■ Exercise ■
Below is a listing; reproduce each line of it exactly.

■ Records for the exercise ■
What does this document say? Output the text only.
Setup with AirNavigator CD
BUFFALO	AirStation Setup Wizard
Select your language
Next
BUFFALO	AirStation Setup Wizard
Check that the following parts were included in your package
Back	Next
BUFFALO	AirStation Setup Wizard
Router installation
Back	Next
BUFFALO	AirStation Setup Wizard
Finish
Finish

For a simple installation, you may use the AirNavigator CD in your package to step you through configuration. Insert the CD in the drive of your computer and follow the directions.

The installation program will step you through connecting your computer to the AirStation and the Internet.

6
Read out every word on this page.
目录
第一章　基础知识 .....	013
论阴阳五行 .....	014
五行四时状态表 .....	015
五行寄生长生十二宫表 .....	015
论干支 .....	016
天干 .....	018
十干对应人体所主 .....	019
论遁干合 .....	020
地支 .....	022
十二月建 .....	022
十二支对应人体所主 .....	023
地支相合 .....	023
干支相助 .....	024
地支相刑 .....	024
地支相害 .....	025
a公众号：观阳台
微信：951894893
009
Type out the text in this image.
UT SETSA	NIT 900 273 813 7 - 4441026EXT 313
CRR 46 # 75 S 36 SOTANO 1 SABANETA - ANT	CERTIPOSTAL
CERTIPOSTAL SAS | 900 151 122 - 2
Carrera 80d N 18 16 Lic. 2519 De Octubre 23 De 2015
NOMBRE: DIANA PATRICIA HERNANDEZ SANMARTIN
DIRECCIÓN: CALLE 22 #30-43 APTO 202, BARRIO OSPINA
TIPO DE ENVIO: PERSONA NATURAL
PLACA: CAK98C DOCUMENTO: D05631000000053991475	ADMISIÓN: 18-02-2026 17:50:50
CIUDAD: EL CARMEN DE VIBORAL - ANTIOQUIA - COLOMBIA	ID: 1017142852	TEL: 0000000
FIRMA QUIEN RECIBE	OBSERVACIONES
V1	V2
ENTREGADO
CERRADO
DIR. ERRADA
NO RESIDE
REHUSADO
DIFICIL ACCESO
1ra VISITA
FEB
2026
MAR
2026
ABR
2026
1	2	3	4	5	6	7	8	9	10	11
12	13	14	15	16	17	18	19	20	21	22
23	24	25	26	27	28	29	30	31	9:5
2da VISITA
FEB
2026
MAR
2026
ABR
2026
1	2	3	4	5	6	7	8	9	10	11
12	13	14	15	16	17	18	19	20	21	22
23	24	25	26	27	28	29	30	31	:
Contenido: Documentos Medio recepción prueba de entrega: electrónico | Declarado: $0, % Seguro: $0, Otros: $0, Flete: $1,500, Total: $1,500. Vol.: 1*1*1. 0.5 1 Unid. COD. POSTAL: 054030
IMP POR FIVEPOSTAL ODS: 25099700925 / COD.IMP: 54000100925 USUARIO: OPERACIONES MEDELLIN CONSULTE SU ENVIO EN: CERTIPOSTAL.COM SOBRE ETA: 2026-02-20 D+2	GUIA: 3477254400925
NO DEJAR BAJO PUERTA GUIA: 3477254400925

■ Finished exercise ■
What does this document say? Output the text only.
Setup with AirNavigator CD
BUFFALO	AirStation Setup Wizard
Select your language
Next
BUFFALO	AirStation Setup Wizard
Check that the following parts were included in your package
Back	Next
BUFFALO	AirStation Setup Wizard
Router installation
Back	Next
BUFFALO	AirStation Setup Wizard
Finish
Finish

For a simple installation, you may use the AirNavigator CD in your package to step you through configuration. Insert the CD in the drive of your computer and follow the directions.

The installation program will step you through connecting your computer to the AirStation and the Internet.

6
Read out every word on this page.
目录
第一章　基础知识 .....	013
论阴阳五行 .....	014
五行四时状态表 .....	015
五行寄生长生十二宫表 .....	015
论干支 .....	016
天干 .....	018
十干对应人体所主 .....	019
论遁干合 .....	020
地支 .....	022
十二月建 .....	022
十二支对应人体所主 .....	023
地支相合 .....	023
干支相助 .....	024
地支相刑 .....	024
地支相害 .....	025
a公众号：观阳台
微信：951894893
009
Type out the text in this image.
UT SETSA	NIT 900 273 813 7 - 4441026EXT 313
CRR 46 # 75 S 36 SOTANO 1 SABANETA - ANT	CERTIPOSTAL
CERTIPOSTAL SAS | 900 151 122 - 2
Carrera 80d N 18 16 Lic. 2519 De Octubre 23 De 2015
NOMBRE: DIANA PATRICIA HERNANDEZ SANMARTIN
DIRECCIÓN: CALLE 22 #30-43 APTO 202, BARRIO OSPINA
TIPO DE ENVIO: PERSONA NATURAL
PLACA: CAK98C DOCUMENTO: D05631000000053991475	ADMISIÓN: 18-02-2026 17:50:50
CIUDAD: EL CARMEN DE VIBORAL - ANTIOQUIA - COLOMBIA	ID: 1017142852	TEL: 0000000
FIRMA QUIEN RECIBE	OBSERVACIONES
V1	V2
ENTREGADO
CERRADO
DIR. ERRADA
NO RESIDE
REHUSADO
DIFICIL ACCESO
1ra VISITA
FEB
2026
MAR
2026
ABR
2026
1	2	3	4	5	6	7	8	9	10	11
12	13	14	15	16	17	18	19	20	21	22
23	24	25	26	27	28	29	30	31	9:5
2da VISITA
FEB
2026
MAR
2026
ABR
2026
1	2	3	4	5	6	7	8	9	10	11
12	13	14	15	16	17	18	19	20	21	22
23	24	25	26	27	28	29	30	31	:
Contenido: Documentos Medio recepción prueba de entrega: electrónico | Declarado: $0, % Seguro: $0, Otros: $0, Flete: $1,500, Total: $1,500. Vol.: 1*1*1. 0.5 1 Unid. COD. POSTAL: 054030
IMP POR FIVEPOSTAL ODS: 25099700925 / COD.IMP: 54000100925 USUARIO: OPERACIONES MEDELLIN CONSULTE SU ENVIO EN: CERTIPOSTAL.COM SOBRE ETA: 2026-02-20 D+2	GUIA: 3477254400925
NO DEJAR BAJO PUERTA GUIA: 3477254400925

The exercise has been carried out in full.